## DATASET CONTENT

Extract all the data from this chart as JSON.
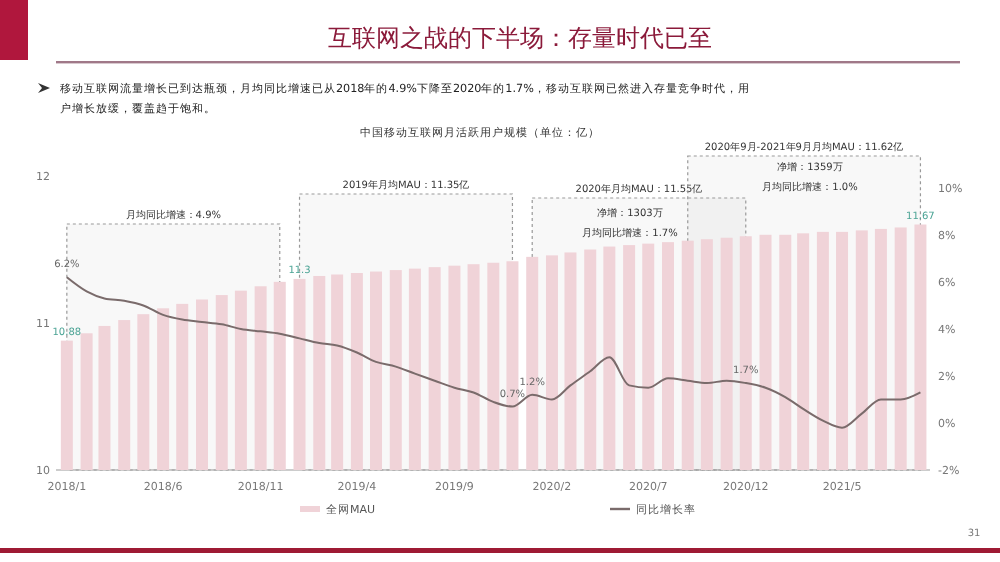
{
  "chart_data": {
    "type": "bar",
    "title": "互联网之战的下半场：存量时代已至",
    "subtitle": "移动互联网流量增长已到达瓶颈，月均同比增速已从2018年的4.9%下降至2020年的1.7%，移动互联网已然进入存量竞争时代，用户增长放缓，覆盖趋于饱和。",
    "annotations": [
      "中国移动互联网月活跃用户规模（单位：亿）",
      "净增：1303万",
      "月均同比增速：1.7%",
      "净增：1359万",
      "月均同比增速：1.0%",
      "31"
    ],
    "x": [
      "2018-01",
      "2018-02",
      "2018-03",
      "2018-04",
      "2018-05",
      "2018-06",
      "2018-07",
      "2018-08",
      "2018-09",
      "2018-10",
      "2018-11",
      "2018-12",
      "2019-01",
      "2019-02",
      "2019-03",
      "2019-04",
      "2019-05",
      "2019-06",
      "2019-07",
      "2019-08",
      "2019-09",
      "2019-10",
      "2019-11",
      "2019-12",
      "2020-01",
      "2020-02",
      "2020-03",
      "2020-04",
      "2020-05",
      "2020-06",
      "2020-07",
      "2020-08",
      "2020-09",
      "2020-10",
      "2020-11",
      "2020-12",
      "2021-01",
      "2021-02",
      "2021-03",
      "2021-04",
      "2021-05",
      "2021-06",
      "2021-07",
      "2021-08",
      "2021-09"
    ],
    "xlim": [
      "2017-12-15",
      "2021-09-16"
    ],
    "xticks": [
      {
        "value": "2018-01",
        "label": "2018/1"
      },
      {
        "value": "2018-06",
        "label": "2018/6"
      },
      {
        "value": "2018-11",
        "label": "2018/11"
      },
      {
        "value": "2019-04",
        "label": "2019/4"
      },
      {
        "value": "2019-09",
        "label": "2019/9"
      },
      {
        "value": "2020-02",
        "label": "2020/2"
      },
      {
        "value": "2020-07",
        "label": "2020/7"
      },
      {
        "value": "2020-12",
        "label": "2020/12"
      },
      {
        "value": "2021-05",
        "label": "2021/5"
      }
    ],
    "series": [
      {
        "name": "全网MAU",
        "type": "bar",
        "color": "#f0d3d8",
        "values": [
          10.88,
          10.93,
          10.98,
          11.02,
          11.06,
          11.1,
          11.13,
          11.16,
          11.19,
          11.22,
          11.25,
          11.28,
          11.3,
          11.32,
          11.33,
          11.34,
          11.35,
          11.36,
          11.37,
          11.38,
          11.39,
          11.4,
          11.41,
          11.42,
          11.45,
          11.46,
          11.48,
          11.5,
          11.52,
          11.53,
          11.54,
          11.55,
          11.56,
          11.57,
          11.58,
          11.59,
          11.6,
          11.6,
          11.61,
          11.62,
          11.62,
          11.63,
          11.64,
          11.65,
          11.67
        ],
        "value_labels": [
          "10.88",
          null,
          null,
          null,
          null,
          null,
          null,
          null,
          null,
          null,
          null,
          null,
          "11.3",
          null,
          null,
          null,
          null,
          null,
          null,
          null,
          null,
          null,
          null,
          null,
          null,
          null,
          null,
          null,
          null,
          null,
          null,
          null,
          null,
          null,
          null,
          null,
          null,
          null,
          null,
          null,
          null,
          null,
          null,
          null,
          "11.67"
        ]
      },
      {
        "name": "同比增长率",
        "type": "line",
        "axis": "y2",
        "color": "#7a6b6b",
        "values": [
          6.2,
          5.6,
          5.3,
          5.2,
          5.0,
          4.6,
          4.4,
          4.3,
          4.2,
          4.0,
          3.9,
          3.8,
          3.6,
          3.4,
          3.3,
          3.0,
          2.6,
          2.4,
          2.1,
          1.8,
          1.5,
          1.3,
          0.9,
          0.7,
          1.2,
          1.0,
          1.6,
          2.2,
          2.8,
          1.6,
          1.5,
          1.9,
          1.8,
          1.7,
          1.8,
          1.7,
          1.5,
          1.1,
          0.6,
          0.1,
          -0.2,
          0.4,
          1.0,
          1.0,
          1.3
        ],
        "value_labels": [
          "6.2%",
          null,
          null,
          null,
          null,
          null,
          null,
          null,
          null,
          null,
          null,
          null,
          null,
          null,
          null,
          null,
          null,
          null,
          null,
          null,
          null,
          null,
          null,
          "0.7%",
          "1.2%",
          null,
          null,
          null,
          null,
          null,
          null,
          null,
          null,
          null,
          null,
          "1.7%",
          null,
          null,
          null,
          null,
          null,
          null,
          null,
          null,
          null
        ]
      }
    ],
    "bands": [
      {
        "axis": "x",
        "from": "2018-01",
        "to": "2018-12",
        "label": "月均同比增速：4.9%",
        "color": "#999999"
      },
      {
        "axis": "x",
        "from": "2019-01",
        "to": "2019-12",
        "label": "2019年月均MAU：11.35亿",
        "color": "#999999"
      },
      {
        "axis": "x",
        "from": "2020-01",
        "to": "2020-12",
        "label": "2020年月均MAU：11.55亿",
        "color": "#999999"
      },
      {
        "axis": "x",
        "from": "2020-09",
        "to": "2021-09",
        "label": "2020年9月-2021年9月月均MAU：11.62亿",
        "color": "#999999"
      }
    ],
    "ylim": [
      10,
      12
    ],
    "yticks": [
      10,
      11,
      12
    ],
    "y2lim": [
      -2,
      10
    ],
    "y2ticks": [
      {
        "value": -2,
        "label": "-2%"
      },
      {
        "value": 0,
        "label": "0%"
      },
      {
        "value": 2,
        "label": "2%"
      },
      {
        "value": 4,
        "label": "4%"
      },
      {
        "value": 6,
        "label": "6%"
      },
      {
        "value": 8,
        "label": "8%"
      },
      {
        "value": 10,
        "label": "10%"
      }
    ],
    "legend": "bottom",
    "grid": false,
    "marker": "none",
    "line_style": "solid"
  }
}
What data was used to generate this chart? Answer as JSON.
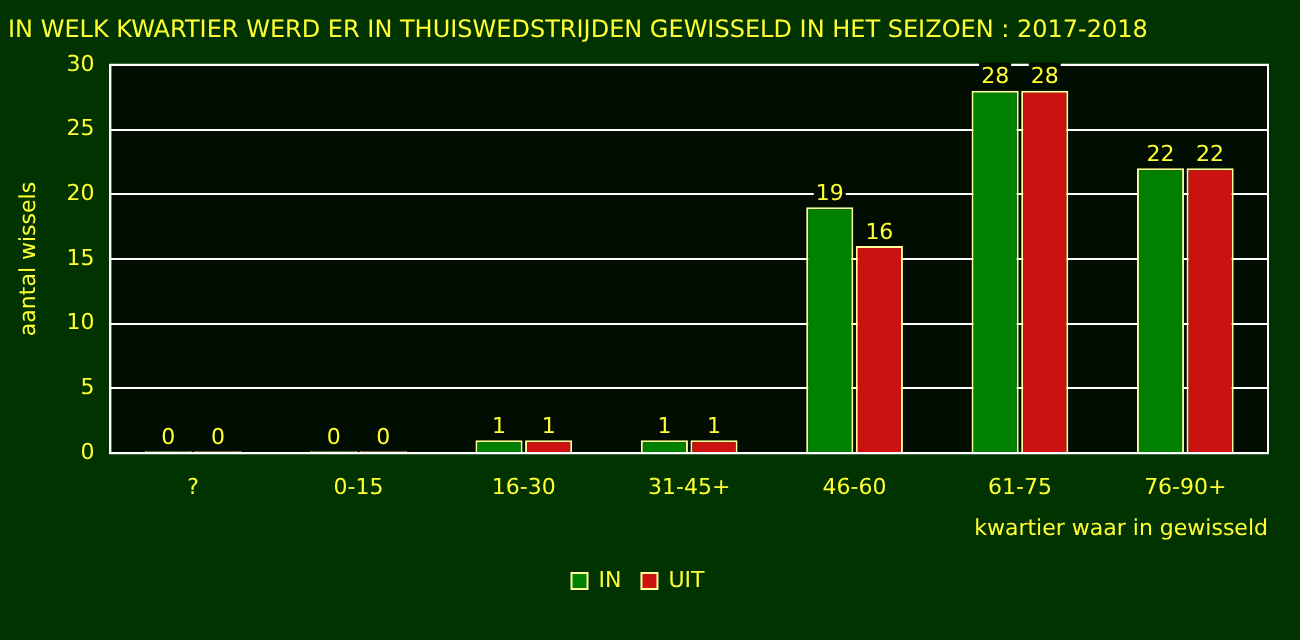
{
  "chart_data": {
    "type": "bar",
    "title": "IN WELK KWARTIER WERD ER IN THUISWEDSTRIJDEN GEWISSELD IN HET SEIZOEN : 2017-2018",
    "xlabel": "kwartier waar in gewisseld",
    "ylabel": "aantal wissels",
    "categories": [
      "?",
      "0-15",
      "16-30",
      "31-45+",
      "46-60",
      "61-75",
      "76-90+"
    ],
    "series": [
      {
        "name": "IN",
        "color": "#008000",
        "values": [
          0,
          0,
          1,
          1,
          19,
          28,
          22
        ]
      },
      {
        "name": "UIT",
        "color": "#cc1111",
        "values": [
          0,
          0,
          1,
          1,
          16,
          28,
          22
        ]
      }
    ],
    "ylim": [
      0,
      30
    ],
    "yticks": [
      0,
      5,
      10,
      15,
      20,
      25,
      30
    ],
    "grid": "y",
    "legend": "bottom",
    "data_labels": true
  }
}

## PROMPT
Take the line containing "What data was" and every line after it up to the end of the entries, and quote them exactly. Both ends count; the pictures do not.

## CORRECT ANSWER
What data was used to generate this chart? Answer as JSON.
{
  "chart_data": {
    "type": "bar",
    "title": "IN WELK KWARTIER WERD ER IN THUISWEDSTRIJDEN GEWISSELD IN HET SEIZOEN : 2017-2018",
    "xlabel": "kwartier waar in gewisseld",
    "ylabel": "aantal wissels",
    "categories": [
      "?",
      "0-15",
      "16-30",
      "31-45+",
      "46-60",
      "61-75",
      "76-90+"
    ],
    "series": [
      {
        "name": "IN",
        "color": "#008000",
        "values": [
          0,
          0,
          1,
          1,
          19,
          28,
          22
        ]
      },
      {
        "name": "UIT",
        "color": "#cc1111",
        "values": [
          0,
          0,
          1,
          1,
          16,
          28,
          22
        ]
      }
    ],
    "ylim": [
      0,
      30
    ],
    "yticks": [
      0,
      5,
      10,
      15,
      20,
      25,
      30
    ],
    "grid": "y",
    "legend": "bottom",
    "data_labels": true
  }
}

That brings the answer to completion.